Structured figure records:

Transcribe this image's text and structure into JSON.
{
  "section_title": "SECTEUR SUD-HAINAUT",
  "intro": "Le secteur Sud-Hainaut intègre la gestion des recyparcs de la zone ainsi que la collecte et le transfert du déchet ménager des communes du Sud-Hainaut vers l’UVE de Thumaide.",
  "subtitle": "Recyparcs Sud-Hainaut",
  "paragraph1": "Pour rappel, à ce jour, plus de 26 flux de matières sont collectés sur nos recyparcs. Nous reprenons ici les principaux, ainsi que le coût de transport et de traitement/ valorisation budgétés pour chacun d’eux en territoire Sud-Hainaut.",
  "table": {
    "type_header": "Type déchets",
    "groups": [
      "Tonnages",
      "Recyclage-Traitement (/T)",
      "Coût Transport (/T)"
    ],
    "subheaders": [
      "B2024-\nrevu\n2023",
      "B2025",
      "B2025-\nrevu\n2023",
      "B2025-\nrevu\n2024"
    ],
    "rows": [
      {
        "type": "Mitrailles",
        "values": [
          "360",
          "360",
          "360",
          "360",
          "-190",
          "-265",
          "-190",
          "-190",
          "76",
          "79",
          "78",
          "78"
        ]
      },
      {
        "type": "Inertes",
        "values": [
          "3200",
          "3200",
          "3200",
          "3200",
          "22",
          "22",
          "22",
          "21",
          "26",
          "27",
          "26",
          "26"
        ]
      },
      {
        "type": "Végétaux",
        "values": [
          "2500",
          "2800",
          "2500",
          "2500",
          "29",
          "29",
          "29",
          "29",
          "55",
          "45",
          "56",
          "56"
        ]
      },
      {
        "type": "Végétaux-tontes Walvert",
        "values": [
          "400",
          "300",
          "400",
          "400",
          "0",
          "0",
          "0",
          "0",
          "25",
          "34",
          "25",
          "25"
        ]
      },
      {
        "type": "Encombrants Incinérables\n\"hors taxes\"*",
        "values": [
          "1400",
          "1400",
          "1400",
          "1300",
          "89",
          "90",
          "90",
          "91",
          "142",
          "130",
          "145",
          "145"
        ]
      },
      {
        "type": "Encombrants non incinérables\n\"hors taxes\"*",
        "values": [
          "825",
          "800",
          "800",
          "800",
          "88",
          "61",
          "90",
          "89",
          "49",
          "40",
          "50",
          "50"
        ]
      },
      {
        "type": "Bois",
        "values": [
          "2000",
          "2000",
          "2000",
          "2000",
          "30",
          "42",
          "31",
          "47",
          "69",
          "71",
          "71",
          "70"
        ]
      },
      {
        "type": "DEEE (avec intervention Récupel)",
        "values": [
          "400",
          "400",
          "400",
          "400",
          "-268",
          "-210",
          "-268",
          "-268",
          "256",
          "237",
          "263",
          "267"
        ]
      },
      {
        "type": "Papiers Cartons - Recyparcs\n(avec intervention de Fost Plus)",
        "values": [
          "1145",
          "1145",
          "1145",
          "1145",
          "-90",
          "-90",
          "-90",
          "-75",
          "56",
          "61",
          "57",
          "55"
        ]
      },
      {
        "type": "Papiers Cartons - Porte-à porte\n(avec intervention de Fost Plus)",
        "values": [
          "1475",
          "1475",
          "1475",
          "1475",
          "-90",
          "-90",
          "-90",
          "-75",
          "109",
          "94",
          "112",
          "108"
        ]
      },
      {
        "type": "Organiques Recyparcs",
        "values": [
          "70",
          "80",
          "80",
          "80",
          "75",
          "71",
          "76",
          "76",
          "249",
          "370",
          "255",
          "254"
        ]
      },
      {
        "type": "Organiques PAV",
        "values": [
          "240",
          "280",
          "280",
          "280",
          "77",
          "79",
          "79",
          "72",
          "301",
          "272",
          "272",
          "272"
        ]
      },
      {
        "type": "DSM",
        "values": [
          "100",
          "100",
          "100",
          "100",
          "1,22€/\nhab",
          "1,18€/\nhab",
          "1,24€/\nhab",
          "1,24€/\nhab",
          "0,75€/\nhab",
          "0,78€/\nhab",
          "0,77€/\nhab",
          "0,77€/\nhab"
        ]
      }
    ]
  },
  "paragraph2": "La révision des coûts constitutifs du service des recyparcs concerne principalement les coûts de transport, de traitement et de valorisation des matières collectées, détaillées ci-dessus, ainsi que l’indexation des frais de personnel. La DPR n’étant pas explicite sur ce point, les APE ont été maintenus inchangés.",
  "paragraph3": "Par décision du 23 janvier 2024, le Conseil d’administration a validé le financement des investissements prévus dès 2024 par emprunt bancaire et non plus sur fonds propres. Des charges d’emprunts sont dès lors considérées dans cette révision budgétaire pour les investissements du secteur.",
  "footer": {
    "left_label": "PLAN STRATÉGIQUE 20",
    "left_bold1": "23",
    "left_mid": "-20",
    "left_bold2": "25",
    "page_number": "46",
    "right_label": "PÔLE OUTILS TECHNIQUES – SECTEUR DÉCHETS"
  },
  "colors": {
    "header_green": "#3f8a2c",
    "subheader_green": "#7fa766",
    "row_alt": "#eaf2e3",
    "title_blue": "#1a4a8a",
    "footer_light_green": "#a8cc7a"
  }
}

# Short exercise:
Emit the records above again, exactly, with no line skipped.

# Result of this task:
Transcribe this image's text and structure into JSON.
{
  "section_title": "SECTEUR SUD-HAINAUT",
  "intro": "Le secteur Sud-Hainaut intègre la gestion des recyparcs de la zone ainsi que la collecte et le transfert du déchet ménager des communes du Sud-Hainaut vers l’UVE de Thumaide.",
  "subtitle": "Recyparcs Sud-Hainaut",
  "paragraph1": "Pour rappel, à ce jour, plus de 26 flux de matières sont collectés sur nos recyparcs. Nous reprenons ici les principaux, ainsi que le coût de transport et de traitement/ valorisation budgétés pour chacun d’eux en territoire Sud-Hainaut.",
  "table": {
    "type_header": "Type déchets",
    "groups": [
      "Tonnages",
      "Recyclage-Traitement (/T)",
      "Coût Transport (/T)"
    ],
    "subheaders": [
      "B2024-\nrevu\n2023",
      "B2025",
      "B2025-\nrevu\n2023",
      "B2025-\nrevu\n2024"
    ],
    "rows": [
      {
        "type": "Mitrailles",
        "values": [
          "360",
          "360",
          "360",
          "360",
          "-190",
          "-265",
          "-190",
          "-190",
          "76",
          "79",
          "78",
          "78"
        ]
      },
      {
        "type": "Inertes",
        "values": [
          "3200",
          "3200",
          "3200",
          "3200",
          "22",
          "22",
          "22",
          "21",
          "26",
          "27",
          "26",
          "26"
        ]
      },
      {
        "type": "Végétaux",
        "values": [
          "2500",
          "2800",
          "2500",
          "2500",
          "29",
          "29",
          "29",
          "29",
          "55",
          "45",
          "56",
          "56"
        ]
      },
      {
        "type": "Végétaux-tontes Walvert",
        "values": [
          "400",
          "300",
          "400",
          "400",
          "0",
          "0",
          "0",
          "0",
          "25",
          "34",
          "25",
          "25"
        ]
      },
      {
        "type": "Encombrants Incinérables\n\"hors taxes\"*",
        "values": [
          "1400",
          "1400",
          "1400",
          "1300",
          "89",
          "90",
          "90",
          "91",
          "142",
          "130",
          "145",
          "145"
        ]
      },
      {
        "type": "Encombrants non incinérables\n\"hors taxes\"*",
        "values": [
          "825",
          "800",
          "800",
          "800",
          "88",
          "61",
          "90",
          "89",
          "49",
          "40",
          "50",
          "50"
        ]
      },
      {
        "type": "Bois",
        "values": [
          "2000",
          "2000",
          "2000",
          "2000",
          "30",
          "42",
          "31",
          "47",
          "69",
          "71",
          "71",
          "70"
        ]
      },
      {
        "type": "DEEE (avec intervention Récupel)",
        "values": [
          "400",
          "400",
          "400",
          "400",
          "-268",
          "-210",
          "-268",
          "-268",
          "256",
          "237",
          "263",
          "267"
        ]
      },
      {
        "type": "Papiers Cartons - Recyparcs\n(avec intervention de Fost Plus)",
        "values": [
          "1145",
          "1145",
          "1145",
          "1145",
          "-90",
          "-90",
          "-90",
          "-75",
          "56",
          "61",
          "57",
          "55"
        ]
      },
      {
        "type": "Papiers Cartons - Porte-à porte\n(avec intervention de Fost Plus)",
        "values": [
          "1475",
          "1475",
          "1475",
          "1475",
          "-90",
          "-90",
          "-90",
          "-75",
          "109",
          "94",
          "112",
          "108"
        ]
      },
      {
        "type": "Organiques Recyparcs",
        "values": [
          "70",
          "80",
          "80",
          "80",
          "75",
          "71",
          "76",
          "76",
          "249",
          "370",
          "255",
          "254"
        ]
      },
      {
        "type": "Organiques PAV",
        "values": [
          "240",
          "280",
          "280",
          "280",
          "77",
          "79",
          "79",
          "72",
          "301",
          "272",
          "272",
          "272"
        ]
      },
      {
        "type": "DSM",
        "values": [
          "100",
          "100",
          "100",
          "100",
          "1,22€/\nhab",
          "1,18€/\nhab",
          "1,24€/\nhab",
          "1,24€/\nhab",
          "0,75€/\nhab",
          "0,78€/\nhab",
          "0,77€/\nhab",
          "0,77€/\nhab"
        ]
      }
    ]
  },
  "paragraph2": "La révision des coûts constitutifs du service des recyparcs concerne principalement les coûts de transport, de traitement et de valorisation des matières collectées, détaillées ci-dessus, ainsi que l’indexation des frais de personnel. La DPR n’étant pas explicite sur ce point, les APE ont été maintenus inchangés.",
  "paragraph3": "Par décision du 23 janvier 2024, le Conseil d’administration a validé le financement des investissements prévus dès 2024 par emprunt bancaire et non plus sur fonds propres. Des charges d’emprunts sont dès lors considérées dans cette révision budgétaire pour les investissements du secteur.",
  "footer": {
    "left_label": "PLAN STRATÉGIQUE 20",
    "left_bold1": "23",
    "left_mid": "-20",
    "left_bold2": "25",
    "page_number": "46",
    "right_label": "PÔLE OUTILS TECHNIQUES – SECTEUR DÉCHETS"
  },
  "colors": {
    "header_green": "#3f8a2c",
    "subheader_green": "#7fa766",
    "row_alt": "#eaf2e3",
    "title_blue": "#1a4a8a",
    "footer_light_green": "#a8cc7a"
  }
}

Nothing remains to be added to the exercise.